## STATED PROBLEM
Quote each record exactly, please, leaving none out.

Records from a data source:
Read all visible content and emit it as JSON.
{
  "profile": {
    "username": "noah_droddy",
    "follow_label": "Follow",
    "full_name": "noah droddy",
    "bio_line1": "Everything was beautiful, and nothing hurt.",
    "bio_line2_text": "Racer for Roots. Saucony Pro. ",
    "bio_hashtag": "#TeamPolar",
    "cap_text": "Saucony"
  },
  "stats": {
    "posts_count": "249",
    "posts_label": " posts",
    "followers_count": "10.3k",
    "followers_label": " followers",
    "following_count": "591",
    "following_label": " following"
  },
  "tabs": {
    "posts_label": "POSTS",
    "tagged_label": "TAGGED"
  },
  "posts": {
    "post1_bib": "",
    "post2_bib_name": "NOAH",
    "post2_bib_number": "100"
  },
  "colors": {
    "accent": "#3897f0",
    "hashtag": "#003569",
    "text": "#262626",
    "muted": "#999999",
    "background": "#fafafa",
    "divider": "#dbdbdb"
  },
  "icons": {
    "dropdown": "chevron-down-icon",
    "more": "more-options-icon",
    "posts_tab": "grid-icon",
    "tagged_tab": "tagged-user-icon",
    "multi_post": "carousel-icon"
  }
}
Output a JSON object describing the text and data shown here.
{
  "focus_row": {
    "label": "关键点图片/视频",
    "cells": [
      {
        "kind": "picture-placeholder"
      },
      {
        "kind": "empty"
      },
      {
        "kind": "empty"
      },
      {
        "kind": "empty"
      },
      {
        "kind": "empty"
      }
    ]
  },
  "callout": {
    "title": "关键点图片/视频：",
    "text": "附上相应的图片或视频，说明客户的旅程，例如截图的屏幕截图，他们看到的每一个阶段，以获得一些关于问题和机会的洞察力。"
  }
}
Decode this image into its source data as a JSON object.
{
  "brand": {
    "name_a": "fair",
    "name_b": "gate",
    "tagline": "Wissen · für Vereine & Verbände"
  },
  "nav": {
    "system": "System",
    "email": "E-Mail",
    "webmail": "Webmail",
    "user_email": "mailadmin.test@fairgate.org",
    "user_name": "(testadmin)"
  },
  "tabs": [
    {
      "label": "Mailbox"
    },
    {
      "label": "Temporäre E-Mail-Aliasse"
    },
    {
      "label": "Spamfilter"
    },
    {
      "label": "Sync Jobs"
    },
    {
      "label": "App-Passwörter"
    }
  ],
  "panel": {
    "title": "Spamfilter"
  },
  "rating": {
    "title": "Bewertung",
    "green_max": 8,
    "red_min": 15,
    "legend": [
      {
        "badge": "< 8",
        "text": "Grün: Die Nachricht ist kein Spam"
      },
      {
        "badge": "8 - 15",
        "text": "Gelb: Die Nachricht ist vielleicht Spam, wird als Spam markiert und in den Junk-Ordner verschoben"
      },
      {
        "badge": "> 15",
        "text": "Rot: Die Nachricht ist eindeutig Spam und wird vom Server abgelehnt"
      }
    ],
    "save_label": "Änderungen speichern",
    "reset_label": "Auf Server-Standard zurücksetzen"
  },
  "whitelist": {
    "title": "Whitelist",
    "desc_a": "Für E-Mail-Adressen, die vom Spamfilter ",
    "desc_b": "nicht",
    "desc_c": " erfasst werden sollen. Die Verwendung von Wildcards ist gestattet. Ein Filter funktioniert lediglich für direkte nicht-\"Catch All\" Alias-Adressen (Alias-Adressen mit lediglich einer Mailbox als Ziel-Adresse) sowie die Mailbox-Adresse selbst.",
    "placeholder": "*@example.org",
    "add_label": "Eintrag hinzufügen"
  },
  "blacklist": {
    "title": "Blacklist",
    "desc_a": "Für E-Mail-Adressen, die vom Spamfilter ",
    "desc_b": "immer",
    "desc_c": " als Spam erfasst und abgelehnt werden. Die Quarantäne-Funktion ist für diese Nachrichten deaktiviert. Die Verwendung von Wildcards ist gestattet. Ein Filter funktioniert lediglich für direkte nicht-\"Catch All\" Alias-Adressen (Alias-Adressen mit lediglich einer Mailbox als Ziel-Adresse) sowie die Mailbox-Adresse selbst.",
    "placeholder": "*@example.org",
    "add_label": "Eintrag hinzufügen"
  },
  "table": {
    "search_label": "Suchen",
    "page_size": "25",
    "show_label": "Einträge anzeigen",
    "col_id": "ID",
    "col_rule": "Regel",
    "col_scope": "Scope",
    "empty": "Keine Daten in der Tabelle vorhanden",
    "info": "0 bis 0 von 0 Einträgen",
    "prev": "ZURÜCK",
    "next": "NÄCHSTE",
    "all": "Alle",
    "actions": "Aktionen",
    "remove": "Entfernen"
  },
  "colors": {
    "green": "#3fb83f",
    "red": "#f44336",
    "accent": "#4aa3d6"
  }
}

## REPLY
Read all visible content and emit it as JSON.
{
  "profile": {
    "username": "noah_droddy",
    "follow_label": "Follow",
    "full_name": "noah droddy",
    "bio_line1": "Everything was beautiful, and nothing hurt.",
    "bio_line2_text": "Racer for Roots. Saucony Pro. ",
    "bio_hashtag": "#TeamPolar",
    "cap_text": "Saucony"
  },
  "stats": {
    "posts_count": "249",
    "posts_label": " posts",
    "followers_count": "10.3k",
    "followers_label": " followers",
    "following_count": "591",
    "following_label": " following"
  },
  "tabs": {
    "posts_label": "POSTS",
    "tagged_label": "TAGGED"
  },
  "posts": {
    "post1_bib": "",
    "post2_bib_name": "NOAH",
    "post2_bib_number": "100"
  },
  "colors": {
    "accent": "#3897f0",
    "hashtag": "#003569",
    "text": "#262626",
    "muted": "#999999",
    "background": "#fafafa",
    "divider": "#dbdbdb"
  },
  "icons": {
    "dropdown": "chevron-down-icon",
    "more": "more-options-icon",
    "posts_tab": "grid-icon",
    "tagged_tab": "tagged-user-icon",
    "multi_post": "carousel-icon"
  }
}
Output a JSON object describing the text and data shown here.
{
  "focus_row": {
    "label": "关键点图片/视频",
    "cells": [
      {
        "kind": "picture-placeholder"
      },
      {
        "kind": "empty"
      },
      {
        "kind": "empty"
      },
      {
        "kind": "empty"
      },
      {
        "kind": "empty"
      }
    ]
  },
  "callout": {
    "title": "关键点图片/视频：",
    "text": "附上相应的图片或视频，说明客户的旅程，例如截图的屏幕截图，他们看到的每一个阶段，以获得一些关于问题和机会的洞察力。"
  }
}
Decode this image into its source data as a JSON object.
{
  "brand": {
    "name_a": "fair",
    "name_b": "gate",
    "tagline": "Wissen · für Vereine & Verbände"
  },
  "nav": {
    "system": "System",
    "email": "E-Mail",
    "webmail": "Webmail",
    "user_email": "mailadmin.test@fairgate.org",
    "user_name": "(testadmin)"
  },
  "tabs": [
    {
      "label": "Mailbox"
    },
    {
      "label": "Temporäre E-Mail-Aliasse"
    },
    {
      "label": "Spamfilter"
    },
    {
      "label": "Sync Jobs"
    },
    {
      "label": "App-Passwörter"
    }
  ],
  "panel": {
    "title": "Spamfilter"
  },
  "rating": {
    "title": "Bewertung",
    "green_max": 8,
    "red_min": 15,
    "legend": [
      {
        "badge": "< 8",
        "text": "Grün: Die Nachricht ist kein Spam"
      },
      {
        "badge": "8 - 15",
        "text": "Gelb: Die Nachricht ist vielleicht Spam, wird als Spam markiert und in den Junk-Ordner verschoben"
      },
      {
        "badge": "> 15",
        "text": "Rot: Die Nachricht ist eindeutig Spam und wird vom Server abgelehnt"
      }
    ],
    "save_label": "Änderungen speichern",
    "reset_label": "Auf Server-Standard zurücksetzen"
  },
  "whitelist": {
    "title": "Whitelist",
    "desc_a": "Für E-Mail-Adressen, die vom Spamfilter ",
    "desc_b": "nicht",
    "desc_c": " erfasst werden sollen. Die Verwendung von Wildcards ist gestattet. Ein Filter funktioniert lediglich für direkte nicht-\"Catch All\" Alias-Adressen (Alias-Adressen mit lediglich einer Mailbox als Ziel-Adresse) sowie die Mailbox-Adresse selbst.",
    "placeholder": "*@example.org",
    "add_label": "Eintrag hinzufügen"
  },
  "blacklist": {
    "title": "Blacklist",
    "desc_a": "Für E-Mail-Adressen, die vom Spamfilter ",
    "desc_b": "immer",
    "desc_c": " als Spam erfasst und abgelehnt werden. Die Quarantäne-Funktion ist für diese Nachrichten deaktiviert. Die Verwendung von Wildcards ist gestattet. Ein Filter funktioniert lediglich für direkte nicht-\"Catch All\" Alias-Adressen (Alias-Adressen mit lediglich einer Mailbox als Ziel-Adresse) sowie die Mailbox-Adresse selbst.",
    "placeholder": "*@example.org",
    "add_label": "Eintrag hinzufügen"
  },
  "table": {
    "search_label": "Suchen",
    "page_size": "25",
    "show_label": "Einträge anzeigen",
    "col_id": "ID",
    "col_rule": "Regel",
    "col_scope": "Scope",
    "empty": "Keine Daten in der Tabelle vorhanden",
    "info": "0 bis 0 von 0 Einträgen",
    "prev": "ZURÜCK",
    "next": "NÄCHSTE",
    "all": "Alle",
    "actions": "Aktionen",
    "remove": "Entfernen"
  },
  "colors": {
    "green": "#3fb83f",
    "red": "#f44336",
    "accent": "#4aa3d6"
  }
}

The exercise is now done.